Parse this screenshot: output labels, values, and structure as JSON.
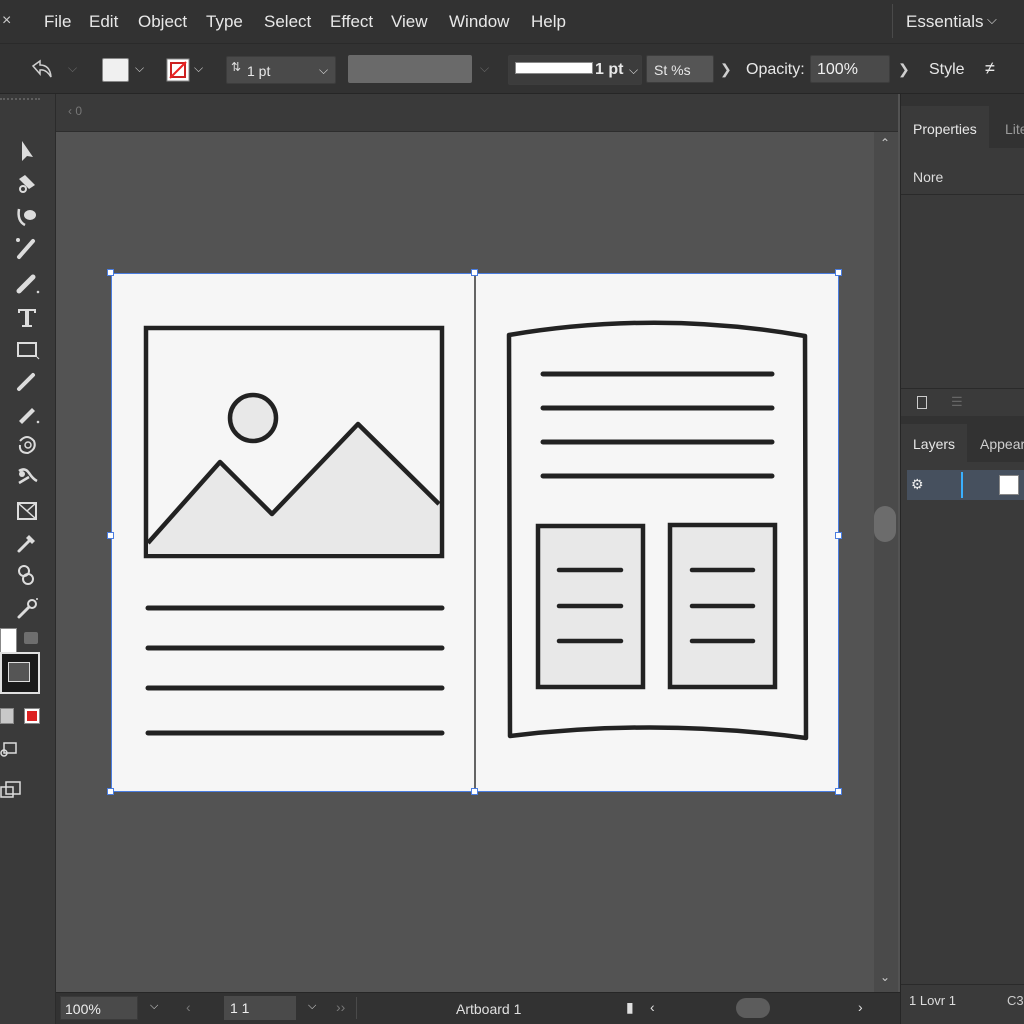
{
  "menubar": {
    "close_glyph": "×",
    "items": [
      "File",
      "Edit",
      "Object",
      "Type",
      "Select",
      "Effect",
      "View",
      "Window",
      "Help"
    ],
    "workspace_label": "Essentials"
  },
  "controlbar": {
    "stroke_weight": "1 pt",
    "brush_weight": "1 pt",
    "style_label": "St %s",
    "opacity_label": "Opacity:",
    "opacity_value": "100%",
    "style_button_label": "Style"
  },
  "tabstrip": {
    "label": "0"
  },
  "panels": {
    "properties": {
      "tab_active": "Properties",
      "tab_inactive": "Lite",
      "selection_text": "Nore"
    },
    "layers": {
      "tab_active": "Layers",
      "tab_inactive": "Appear",
      "footer_text": "1 Lovr 1",
      "footer_right": "C3"
    }
  },
  "statusbar": {
    "zoom": "100%",
    "page_field": "1 1",
    "artboard_label": "Artboard 1"
  },
  "colors": {
    "selection_accent": "#4a7de0",
    "layer_accent": "#3ab0ff",
    "illustration_stroke": "#222222",
    "illustration_fill": "#e8e8e8"
  },
  "icons": [
    "close-icon",
    "chevron-down-icon",
    "selection-tool-icon",
    "direct-selection-icon",
    "curvature-icon",
    "paintbrush-icon",
    "pencil-icon",
    "type-tool-icon",
    "rectangle-tool-icon",
    "shaper-icon",
    "eraser-icon",
    "rotate-icon",
    "warp-icon",
    "free-transform-icon",
    "eyedropper-icon",
    "blend-icon",
    "symbol-sprayer-icon",
    "fill-swatch-icon",
    "stroke-swatch-icon",
    "visibility-icon",
    "scroll-up-icon",
    "scroll-down-icon"
  ]
}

+--

Extract lines where the string "tool" occurs.

    "selection-tool-icon",
    "type-tool-icon",
    "rectangle-tool-icon",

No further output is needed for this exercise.